── Kutipan Teks

Mari Menganjingkan Paman Yusi

Karena terserang selesma, setelah sebelumnya menguliti seorang selir jelita yang sering membikinnya senewen, Syahrazad meminta Yusi Avianto Pareanom untuk menyamar dan menjadi teman tidur paduka yang lalim semalam saja. Suatu kehormatan bagi seorang Yusi, tentu, juga kesialan, sebab dipercaya sebagai pendongeng mumpuni, yang bila gagal menghasilkan cerita memikat bakal dipenggal kepalanya keesokan hari oleh Raja Shahryar. Dengan mengesampingkan soal apakah lisan Yusi setajam tulisannya—dan semoga birahi sang raja sedang melempem, sudah bisa dipastikan kreasi Babad Tanah Jawa yang bakal disampaikannya akan menyelamatkan kepalanya.

Ah maaf, saya hendak menggambarkan adegan ranjang Raja Shahryar dan Paman Yusi, tapi memikirkannya saja sudah membuat kadar asam lambung ini meningkat. Intinya, saya ingin menyanjung penulis ‘Raden Mandasia Si Pencuri Daging Sapi’ tersebut. Namun sial bagi penulis, karena saya punya kegemaran untuk mencari cacat dari karya penulis-penulis yang saya anggap hebat. Bukankah tugas anak muda untuk mengkritik kaum tua—meski alasanmu enggak cemerlang-cemerlang amat, atau bahkan enggak beralasan sama sekali?

────

Tujuan: Tuliskan ulang bagian kutipan teks di atas dari "Mari Menganjingkan Paman" sampai "akan menyelamatkan kepalanya.", termasuk kedua bagian itu.

── Baris Data

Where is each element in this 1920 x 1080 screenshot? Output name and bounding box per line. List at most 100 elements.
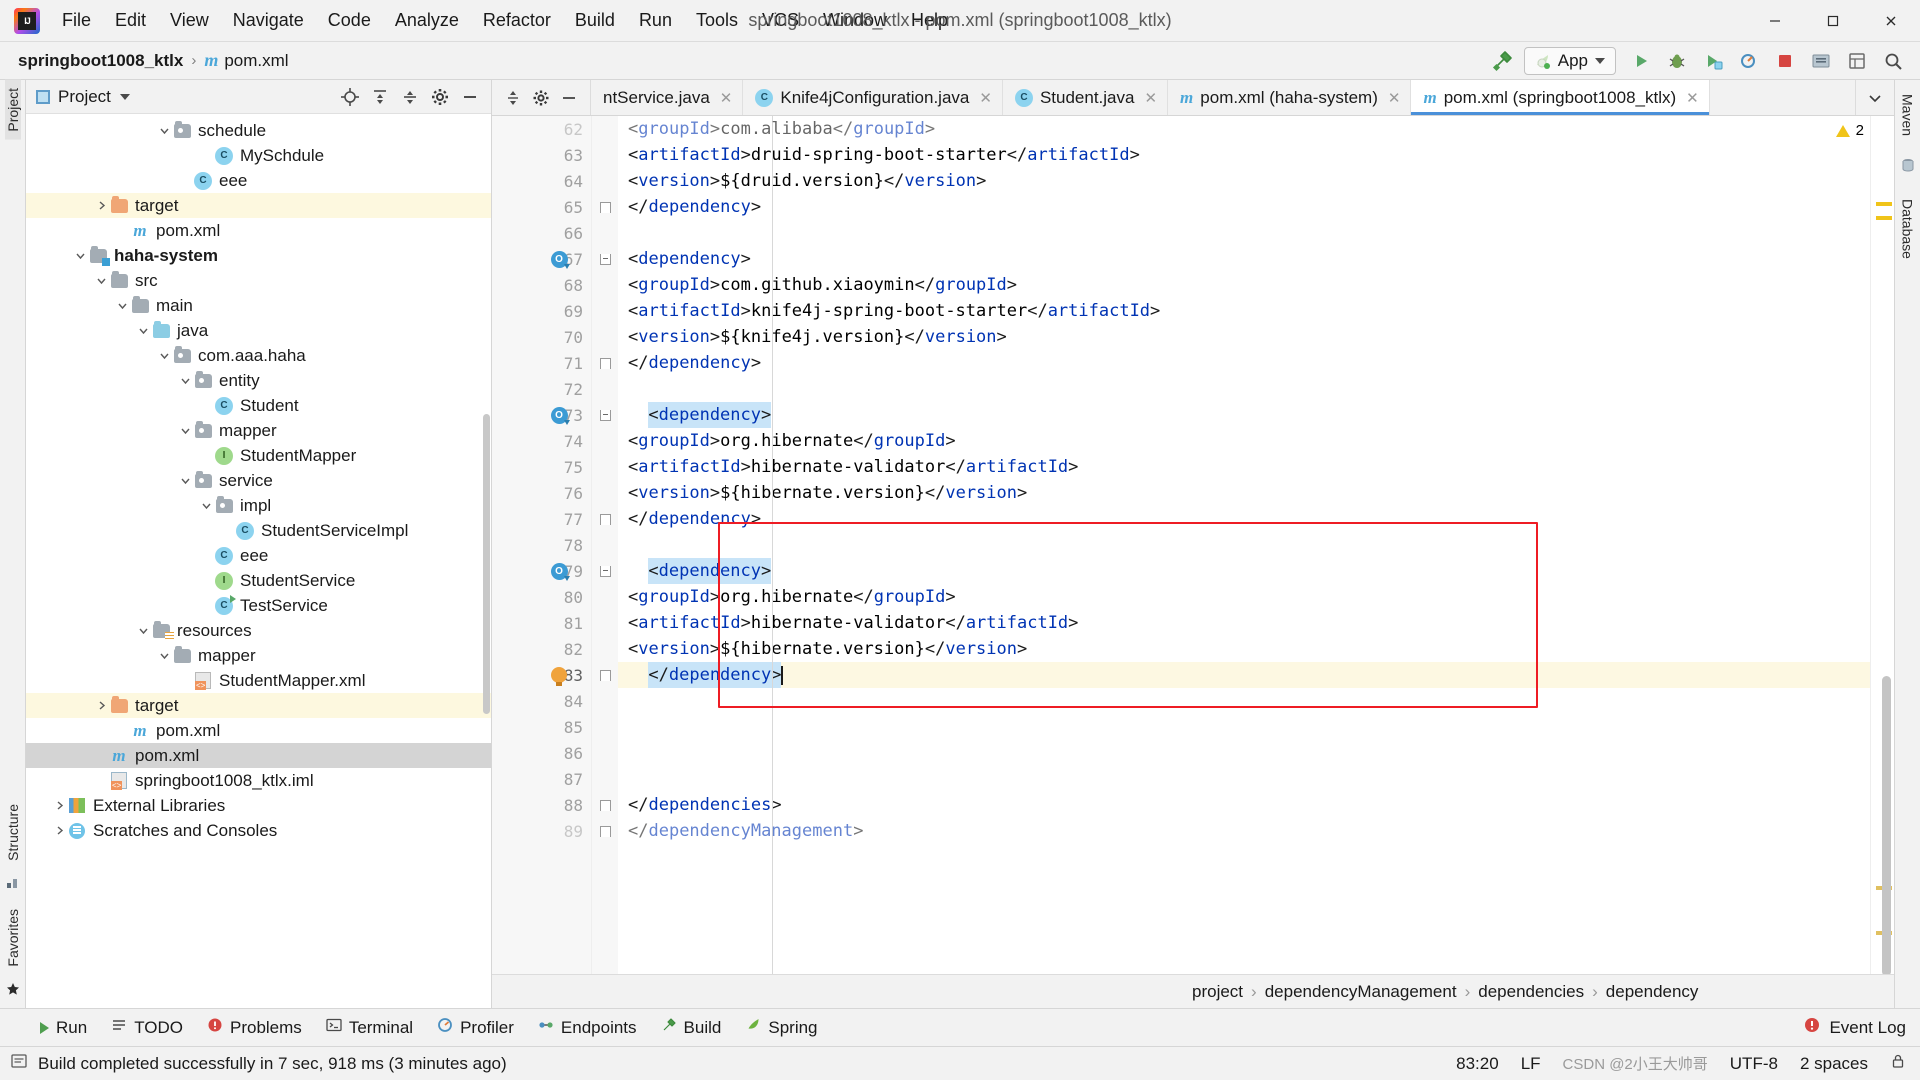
rail-button-favorites[interactable]: Favorites: [5, 901, 21, 975]
debug-icon[interactable]: [1662, 47, 1692, 75]
code-line[interactable]: [618, 766, 1870, 792]
fold-marker[interactable]: [592, 402, 618, 428]
rail-button-maven[interactable]: Maven: [1900, 86, 1916, 144]
close-tab-icon[interactable]: ✕: [979, 89, 992, 107]
code-line[interactable]: < groupId > com.alibaba </groupId >: [618, 116, 1870, 142]
tree-item-eee[interactable]: Ceee: [26, 543, 491, 568]
fold-marker[interactable]: [592, 116, 618, 142]
close-tab-icon[interactable]: ✕: [1388, 89, 1401, 107]
file-encoding[interactable]: UTF-8: [1730, 1054, 1778, 1074]
error-stripe-column[interactable]: 2: [1835, 116, 1894, 974]
editor-tab-ntservice-java[interactable]: ntService.java ✕: [591, 80, 744, 115]
breadcrumb-item-dependency[interactable]: dependency: [1606, 982, 1699, 1002]
chevron-down-icon[interactable]: [156, 125, 172, 136]
editor-area[interactable]: 62 63 64 65 66 67 O 68 69 70 71 72 73 O 74 75 76 77 78 79 O 8…: [492, 116, 1894, 974]
code-line[interactable]: < version > ${knife4j.version} </version >: [618, 324, 1870, 350]
tab-list-chevron-down-icon[interactable]: [1862, 85, 1888, 111]
project-file-tree[interactable]: schedule C MySchdule Ceee target m pom.xml haha…: [26, 114, 491, 1008]
tree-item-mapper[interactable]: mapper: [26, 418, 491, 443]
chevron-down-icon[interactable]: [135, 625, 151, 636]
tree-item-haha-system[interactable]: haha-system: [26, 243, 491, 268]
chevron-down-icon[interactable]: [156, 350, 172, 361]
fold-marker[interactable]: [592, 480, 618, 506]
chevron-down-icon[interactable]: [177, 375, 193, 386]
minimize-button[interactable]: [1746, 0, 1804, 41]
menu-edit[interactable]: Edit: [103, 0, 158, 41]
chevron-down-icon[interactable]: [93, 275, 109, 286]
menu-code[interactable]: Code: [316, 0, 383, 41]
expand-all-icon[interactable]: [367, 84, 393, 110]
tree-item-target[interactable]: target: [26, 693, 491, 718]
menu-refactor[interactable]: Refactor: [471, 0, 563, 41]
tree-item-mapper[interactable]: mapper: [26, 643, 491, 668]
tree-scrollbar[interactable]: [483, 414, 490, 714]
breadcrumb-item-dependencyManagement[interactable]: dependencyManagement: [1265, 982, 1457, 1002]
editor-tab-pom-xml-haha-system-[interactable]: m pom.xml (haha-system) ✕: [1168, 80, 1412, 115]
locate-icon[interactable]: [337, 84, 363, 110]
fold-marker[interactable]: [592, 792, 618, 818]
tool-button-todo[interactable]: TODO: [101, 1014, 193, 1041]
tree-item-src[interactable]: src: [26, 268, 491, 293]
code-line[interactable]: < artifactId > hibernate-validator </artifac…: [618, 610, 1870, 636]
fold-marker[interactable]: [592, 688, 618, 714]
breadcrumb-item-dependencies[interactable]: dependencies: [1478, 982, 1584, 1002]
tree-item-studentservice[interactable]: I StudentService: [26, 568, 491, 593]
tree-item-scratches-and-consoles[interactable]: Scratches and Consoles: [26, 818, 491, 843]
code-line[interactable]: <dependency>: [618, 558, 1870, 584]
tree-item-pom-xml[interactable]: m pom.xml: [26, 218, 491, 243]
fold-marker[interactable]: [592, 584, 618, 610]
code-line[interactable]: <dependency>: [618, 402, 1870, 428]
close-tab-icon[interactable]: ✕: [1144, 89, 1157, 107]
run-with-coverage-icon[interactable]: [1698, 47, 1728, 75]
editor-tab-pom-xml-springboot1008-ktlx-[interactable]: m pom.xml (springboot1008_ktlx) ✕: [1411, 80, 1710, 115]
tree-item-studentmapper-xml[interactable]: StudentMapper.xml: [26, 668, 491, 693]
menu-build[interactable]: Build: [563, 0, 627, 41]
code-line[interactable]: </dependency>: [618, 350, 1870, 376]
code-line[interactable]: </dependencies >: [618, 792, 1870, 818]
code-folding-column[interactable]: [592, 116, 618, 974]
fold-marker[interactable]: [592, 818, 618, 844]
code-line[interactable]: <dependency>: [618, 246, 1870, 272]
fold-marker[interactable]: [592, 324, 618, 350]
tree-item-springboot1008-ktlx-iml[interactable]: springboot1008_ktlx.iml: [26, 768, 491, 793]
fold-marker[interactable]: [592, 766, 618, 792]
editor-settings-gear-icon[interactable]: [528, 85, 554, 111]
indent-setting[interactable]: 2 spaces: [1800, 1054, 1868, 1074]
rail-button-structure[interactable]: Structure: [5, 796, 21, 869]
code-line[interactable]: </dependency>: [618, 194, 1870, 220]
maximize-button[interactable]: [1804, 0, 1862, 41]
override-icon[interactable]: O: [548, 558, 570, 584]
fold-marker[interactable]: [592, 168, 618, 194]
fold-marker[interactable]: [592, 298, 618, 324]
tree-item-service[interactable]: service: [26, 468, 491, 493]
code-line[interactable]: < version > ${druid.version} </version >: [618, 168, 1870, 194]
code-line[interactable]: </dependency>: [618, 506, 1870, 532]
run-icon[interactable]: [1626, 47, 1656, 75]
code-line[interactable]: < version > ${hibernate.version} </version >: [618, 636, 1870, 662]
editor-tab-student-java[interactable]: C Student.java ✕: [1002, 80, 1169, 115]
close-tab-icon[interactable]: ✕: [720, 89, 733, 107]
override-icon[interactable]: O: [548, 402, 570, 428]
tree-item-myschdule[interactable]: C MySchdule: [26, 143, 491, 168]
tool-button-build[interactable]: Build: [651, 1014, 732, 1041]
fold-marker[interactable]: [592, 740, 618, 766]
editor-tabs[interactable]: ntService.java ✕ C Knife4jConfiguration.jav…: [591, 80, 1855, 115]
tool-button-spring[interactable]: Spring: [735, 1014, 827, 1041]
tree-item-studentserviceimpl[interactable]: C StudentServiceImpl: [26, 518, 491, 543]
fold-marker[interactable]: [592, 662, 618, 688]
chevron-down-icon[interactable]: [198, 500, 214, 511]
fold-marker[interactable]: [592, 220, 618, 246]
code-line[interactable]: < artifactId > druid-spring-boot-starter </a…: [618, 142, 1870, 168]
code-line[interactable]: </dependency>: [618, 662, 1870, 688]
stop-icon[interactable]: [1770, 47, 1800, 75]
breadcrumb-project[interactable]: springboot1008_ktlx: [18, 51, 183, 71]
tool-button-run[interactable]: Run: [30, 1015, 97, 1041]
tool-button-profiler[interactable]: Profiler: [427, 1014, 524, 1041]
rail-button-project[interactable]: Project: [4, 80, 21, 140]
tool-button-endpoints[interactable]: Endpoints: [528, 1014, 647, 1041]
tree-item-resources[interactable]: resources: [26, 618, 491, 643]
hide-panel-icon[interactable]: [457, 84, 483, 110]
menu-tools[interactable]: Tools: [684, 0, 750, 41]
tree-item-pom-xml[interactable]: m pom.xml: [26, 743, 491, 768]
fold-marker[interactable]: [592, 246, 618, 272]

────

Jawaban Latihan:
Mari Menganjingkan Paman Yusi

Karena terserang selesma, setelah sebelumnya menguliti seorang selir jelita yang sering membikinnya senewen, Syahrazad meminta Yusi Avianto Pareanom untuk menyamar dan menjadi teman tidur paduka yang lalim semalam saja. Suatu kehormatan bagi seorang Yusi, tentu, juga kesialan, sebab dipercaya sebagai pendongeng mumpuni, yang bila gagal menghasilkan cerita memikat bakal dipenggal kepalanya keesokan hari oleh Raja Shahryar. Dengan mengesampingkan soal apakah lisan Yusi setajam tulisannya—dan semoga birahi sang raja sedang melempem, sudah bisa dipastikan kreasi Babad Tanah Jawa yang bakal disampaikannya akan menyelamatkan kepalanya.